> [WHAT NEEDS TO BE DONE]
Answer these from the forum thread about code P2A00, one per line:
(a) Where does the thread say bank 1 is located?
(b) What vacuum gauge reading at idle does it give for a fully warmed-up engine?
(c) What car is the original poster driving?

> [EXTRACTED TEXT]
# Causes for code P2A00



## MikeGlosta (Sep 26, 2015)

Oxygen sensor
Mass Air Flow Sensor
Wiring
Gas Cap

Are there other areas I can check: This one's got me stumped


----------



## rogoman (Dec 16, 2004)

The P2A00 fault code is set because of a possible problem with the A/F sensor #1 or circuitry located in bank 1 which is next to the firewall. Here are possible causes:

- Bad Air fuel ratio (A/F) sensor 1.
- Bad Air fuel ratio (A/F) sensor 1 heater.
- Fuel pressure incorrect.
- Fuel injector(s) dirty or leaking.
- Intake system air leaks (vacuum leaks).


----------



## MikeGlosta (Sep 26, 2015)

Thanks for these suggestions:

I will add injector cleaner; check for vac leaks; clean connections BUT what I'm not familiar with is the A/F Sensor 1 heater: what and where is that?

Thanks


----------



## rogoman (Dec 16, 2004)

The heater is built into the A/F sensor itself; there are extra wires in the harness for the heater portion. The ECM performs ON/OFF duty control of the A/F sensor 1 heater corresponding to the engine operating condition to keep the temperature of A/F sensor 1 element at the specified range.

To clean the injectors, run some good injection cleaner, like Techron or Redline SL-1, through the system; give the cleaner about a week or two to do it's job. 

To properly test for an intake system vacuum leak, attach a vacuum gauge to a full vacuum source. With the engine fully warmed up, the reading at idle should be 18 - 20 InHg. At 3,000 RPM, it should be around 21 InHg. If readings are under 18 InHg, check the intake manifold nuts to make sure they are tight. The gasket may have failed; spray a water mist at the gasket to see if the gauge reading changes. Also check the intake plenum bellows at the throttle valve and at the MAF for cracks or loose clamps.


----------



## MikeGlosta (Sep 26, 2015)

Thanks for these pointers. Weather permitting ( the temp might reach 35-40 ) I plan to check the wiring along with hoses and clamps tomorrow. Poured a bottle of Techron into the tank so I'll wait to see what happens.

Note: The car is an 06 Murano, runs as smooth and with plenty of pep as the day it came out of the showroom. I've had the light come on after 10 miles, 75 and 175 - doesn't seem to matter. I'll be looking for a loose connection.


----------

> [DATASET ROWS]
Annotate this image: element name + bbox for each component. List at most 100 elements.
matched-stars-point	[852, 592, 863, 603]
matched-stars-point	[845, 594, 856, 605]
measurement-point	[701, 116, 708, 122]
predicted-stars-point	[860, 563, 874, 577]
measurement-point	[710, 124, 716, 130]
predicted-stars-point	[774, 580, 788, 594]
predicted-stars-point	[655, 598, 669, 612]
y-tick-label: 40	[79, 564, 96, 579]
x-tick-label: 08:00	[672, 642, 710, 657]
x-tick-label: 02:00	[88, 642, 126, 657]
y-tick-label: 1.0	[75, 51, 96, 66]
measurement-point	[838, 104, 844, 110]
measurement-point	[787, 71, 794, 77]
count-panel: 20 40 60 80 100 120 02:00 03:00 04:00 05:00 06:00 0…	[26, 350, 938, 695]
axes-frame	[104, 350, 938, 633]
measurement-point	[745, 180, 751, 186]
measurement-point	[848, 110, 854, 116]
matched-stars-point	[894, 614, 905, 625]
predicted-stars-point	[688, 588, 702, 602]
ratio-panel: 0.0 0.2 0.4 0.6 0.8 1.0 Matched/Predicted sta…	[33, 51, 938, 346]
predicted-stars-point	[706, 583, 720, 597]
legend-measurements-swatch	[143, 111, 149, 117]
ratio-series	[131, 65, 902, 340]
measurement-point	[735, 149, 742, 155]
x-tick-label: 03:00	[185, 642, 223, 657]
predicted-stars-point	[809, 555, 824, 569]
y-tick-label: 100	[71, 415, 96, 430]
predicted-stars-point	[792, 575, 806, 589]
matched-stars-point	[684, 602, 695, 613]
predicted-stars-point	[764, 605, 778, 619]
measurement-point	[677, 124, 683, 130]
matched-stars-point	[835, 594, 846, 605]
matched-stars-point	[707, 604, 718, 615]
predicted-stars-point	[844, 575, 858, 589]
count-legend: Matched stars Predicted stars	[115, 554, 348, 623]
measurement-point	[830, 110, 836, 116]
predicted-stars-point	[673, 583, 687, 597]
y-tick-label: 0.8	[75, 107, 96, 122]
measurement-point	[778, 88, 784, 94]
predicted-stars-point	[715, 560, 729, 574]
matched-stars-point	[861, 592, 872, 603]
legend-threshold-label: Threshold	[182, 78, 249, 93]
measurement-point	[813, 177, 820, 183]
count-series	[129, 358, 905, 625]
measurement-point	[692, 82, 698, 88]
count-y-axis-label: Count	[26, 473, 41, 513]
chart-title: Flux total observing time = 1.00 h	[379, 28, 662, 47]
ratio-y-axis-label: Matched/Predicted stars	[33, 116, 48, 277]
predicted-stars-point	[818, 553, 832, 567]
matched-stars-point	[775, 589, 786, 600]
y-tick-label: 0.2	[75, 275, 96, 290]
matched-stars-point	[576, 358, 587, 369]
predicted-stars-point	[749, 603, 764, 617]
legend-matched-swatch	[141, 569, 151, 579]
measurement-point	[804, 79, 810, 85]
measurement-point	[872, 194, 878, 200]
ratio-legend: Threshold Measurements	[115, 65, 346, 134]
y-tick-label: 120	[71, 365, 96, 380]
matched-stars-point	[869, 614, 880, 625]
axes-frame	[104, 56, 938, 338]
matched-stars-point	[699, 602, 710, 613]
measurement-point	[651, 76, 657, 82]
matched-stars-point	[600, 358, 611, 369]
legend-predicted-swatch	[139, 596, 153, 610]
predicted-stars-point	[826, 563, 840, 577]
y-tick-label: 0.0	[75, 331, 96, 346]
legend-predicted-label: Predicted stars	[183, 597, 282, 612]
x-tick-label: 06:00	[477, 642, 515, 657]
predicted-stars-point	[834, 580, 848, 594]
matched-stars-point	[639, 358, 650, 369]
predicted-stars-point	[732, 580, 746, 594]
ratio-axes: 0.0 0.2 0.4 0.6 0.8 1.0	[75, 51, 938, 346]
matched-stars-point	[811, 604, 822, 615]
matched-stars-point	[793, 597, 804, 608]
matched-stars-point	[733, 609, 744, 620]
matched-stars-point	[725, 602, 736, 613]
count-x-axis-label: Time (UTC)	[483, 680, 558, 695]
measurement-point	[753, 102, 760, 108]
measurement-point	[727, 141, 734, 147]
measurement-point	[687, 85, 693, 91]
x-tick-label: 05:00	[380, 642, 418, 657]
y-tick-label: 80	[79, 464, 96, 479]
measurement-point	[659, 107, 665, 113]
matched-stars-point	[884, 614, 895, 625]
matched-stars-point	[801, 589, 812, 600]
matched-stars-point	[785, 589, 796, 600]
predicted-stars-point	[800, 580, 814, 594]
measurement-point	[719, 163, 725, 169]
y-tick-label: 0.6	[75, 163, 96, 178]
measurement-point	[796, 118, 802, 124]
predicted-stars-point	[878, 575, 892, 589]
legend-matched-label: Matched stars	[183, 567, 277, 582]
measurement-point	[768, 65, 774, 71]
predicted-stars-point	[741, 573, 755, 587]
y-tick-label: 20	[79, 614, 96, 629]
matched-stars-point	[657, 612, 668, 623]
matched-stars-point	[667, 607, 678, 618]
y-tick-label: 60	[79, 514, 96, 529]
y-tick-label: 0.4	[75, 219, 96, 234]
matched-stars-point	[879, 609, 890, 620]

> [RESULT BELOW]
(a) Next to the firewall.
(b) 18 - 20 InHg.
(c) An 06 Murano.